PROBLEM - Will you give every entry again exactly as it stands?

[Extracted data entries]

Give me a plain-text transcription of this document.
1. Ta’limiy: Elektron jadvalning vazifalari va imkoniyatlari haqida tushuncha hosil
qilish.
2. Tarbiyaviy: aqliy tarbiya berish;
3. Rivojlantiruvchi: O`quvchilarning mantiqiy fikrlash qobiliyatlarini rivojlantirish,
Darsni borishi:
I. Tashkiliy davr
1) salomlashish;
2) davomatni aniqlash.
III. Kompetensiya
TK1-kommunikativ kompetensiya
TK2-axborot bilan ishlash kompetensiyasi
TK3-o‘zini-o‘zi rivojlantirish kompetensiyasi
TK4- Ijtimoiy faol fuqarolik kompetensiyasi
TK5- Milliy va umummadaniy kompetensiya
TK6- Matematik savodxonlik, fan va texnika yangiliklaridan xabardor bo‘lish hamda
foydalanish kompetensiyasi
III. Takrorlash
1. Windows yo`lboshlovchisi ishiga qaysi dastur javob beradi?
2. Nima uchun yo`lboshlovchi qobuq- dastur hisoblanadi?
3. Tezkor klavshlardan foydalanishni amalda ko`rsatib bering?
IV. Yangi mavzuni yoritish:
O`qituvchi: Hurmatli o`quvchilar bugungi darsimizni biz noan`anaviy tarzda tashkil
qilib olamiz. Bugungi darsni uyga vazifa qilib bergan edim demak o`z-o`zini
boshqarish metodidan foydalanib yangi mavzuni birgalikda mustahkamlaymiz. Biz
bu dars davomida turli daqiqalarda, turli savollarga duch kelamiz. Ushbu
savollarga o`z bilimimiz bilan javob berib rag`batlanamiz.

COMPLETE ANSWER -
Give me a plain-text transcription of this document.
1. Ta’limiy: Elektron jadvalning vazifalari va imkoniyatlari haqida tushuncha hosil
qilish.
2. Tarbiyaviy: aqliy tarbiya berish;
3. Rivojlantiruvchi: O`quvchilarning mantiqiy fikrlash qobiliyatlarini rivojlantirish,
Darsni borishi:
I. Tashkiliy davr
1) salomlashish;
2) davomatni aniqlash.
III. Kompetensiya
TK1-kommunikativ kompetensiya
TK2-axborot bilan ishlash kompetensiyasi
TK3-o‘zini-o‘zi rivojlantirish kompetensiyasi
TK4- Ijtimoiy faol fuqarolik kompetensiyasi
TK5- Milliy va umummadaniy kompetensiya
TK6- Matematik savodxonlik, fan va texnika yangiliklaridan xabardor bo‘lish hamda
foydalanish kompetensiyasi
III. Takrorlash
1. Windows yo`lboshlovchisi ishiga qaysi dastur javob beradi?
2. Nima uchun yo`lboshlovchi qobuq- dastur hisoblanadi?
3. Tezkor klavshlardan foydalanishni amalda ko`rsatib bering?
IV. Yangi mavzuni yoritish:
O`qituvchi: Hurmatli o`quvchilar bugungi darsimizni biz noan`anaviy tarzda tashkil
qilib olamiz. Bugungi darsni uyga vazifa qilib bergan edim demak o`z-o`zini
boshqarish metodidan foydalanib yangi mavzuni birgalikda mustahkamlaymiz. Biz
bu dars davomida turli daqiqalarda, turli savollarga duch kelamiz. Ushbu
savollarga o`z bilimimiz bilan javob berib rag`batlanamiz.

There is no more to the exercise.